DATASET RECORDS –
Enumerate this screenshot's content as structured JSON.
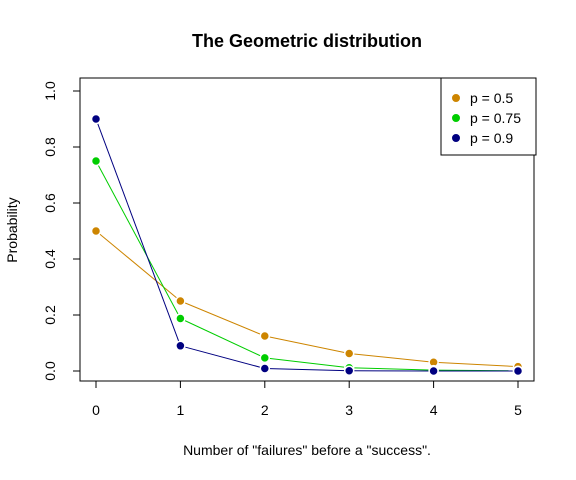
{
  "chart_data": {
    "type": "line",
    "title": "The Geometric distribution",
    "xlabel": "Number of \"failures\" before a \"success\".",
    "ylabel": "Probability",
    "x": [
      0,
      1,
      2,
      3,
      4,
      5
    ],
    "xlim": [
      0,
      5
    ],
    "ylim": [
      0,
      1
    ],
    "x_ticks": [
      "0",
      "1",
      "2",
      "3",
      "4",
      "5"
    ],
    "y_ticks": [
      "0.0",
      "0.2",
      "0.4",
      "0.6",
      "0.8",
      "1.0"
    ],
    "grid": false,
    "legend_position": "top-right",
    "series": [
      {
        "name": "p = 0.5",
        "color": "#cd8500",
        "values": [
          0.5,
          0.25,
          0.125,
          0.0625,
          0.03125,
          0.015625
        ]
      },
      {
        "name": "p = 0.75",
        "color": "#00cd00",
        "values": [
          0.75,
          0.1875,
          0.046875,
          0.01171875,
          0.0029296875,
          0.000732421875
        ]
      },
      {
        "name": "p = 0.9",
        "color": "#000080",
        "values": [
          0.9,
          0.09,
          0.009,
          0.0009,
          9e-05,
          9e-06
        ]
      }
    ]
  }
}
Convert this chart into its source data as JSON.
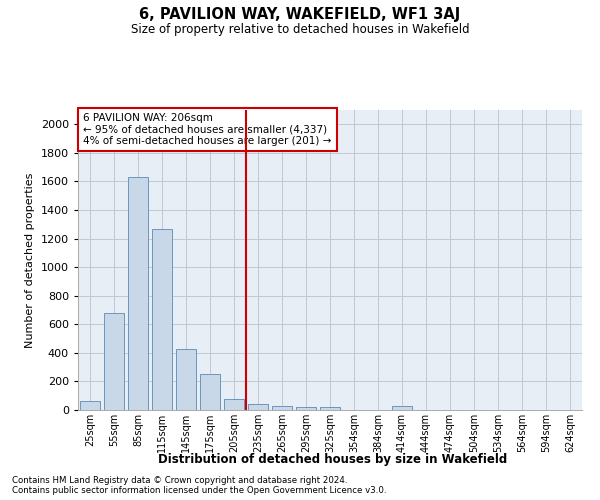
{
  "title": "6, PAVILION WAY, WAKEFIELD, WF1 3AJ",
  "subtitle": "Size of property relative to detached houses in Wakefield",
  "xlabel": "Distribution of detached houses by size in Wakefield",
  "ylabel": "Number of detached properties",
  "categories": [
    "25sqm",
    "55sqm",
    "85sqm",
    "115sqm",
    "145sqm",
    "175sqm",
    "205sqm",
    "235sqm",
    "265sqm",
    "295sqm",
    "325sqm",
    "354sqm",
    "384sqm",
    "414sqm",
    "444sqm",
    "474sqm",
    "504sqm",
    "534sqm",
    "564sqm",
    "594sqm",
    "624sqm"
  ],
  "values": [
    60,
    680,
    1630,
    1270,
    430,
    250,
    80,
    45,
    25,
    20,
    20,
    0,
    0,
    25,
    0,
    0,
    0,
    0,
    0,
    0,
    0
  ],
  "bar_color": "#c8d8e8",
  "bar_edge_color": "#5a8ab5",
  "grid_color": "#c0c8d8",
  "background_color": "#e8eef5",
  "vline_x_idx": 6,
  "vline_color": "#cc0000",
  "annotation_text": "6 PAVILION WAY: 206sqm\n← 95% of detached houses are smaller (4,337)\n4% of semi-detached houses are larger (201) →",
  "annotation_box_color": "#cc0000",
  "ylim": [
    0,
    2100
  ],
  "yticks": [
    0,
    200,
    400,
    600,
    800,
    1000,
    1200,
    1400,
    1600,
    1800,
    2000
  ],
  "footnote1": "Contains HM Land Registry data © Crown copyright and database right 2024.",
  "footnote2": "Contains public sector information licensed under the Open Government Licence v3.0."
}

EXERCISE INSTRUCTIONS – Report all lines of the data that include the word "detached".

PROBLEM SOLUTION –
  "subtitle": "Size of property relative to detached houses in Wakefield",
  "xlabel": "Distribution of detached houses by size in Wakefield",
  "ylabel": "Number of detached properties",
  "annotation_text": "6 PAVILION WAY: 206sqm\n← 95% of detached houses are smaller (4,337)\n4% of semi-detached houses are larger (201) →",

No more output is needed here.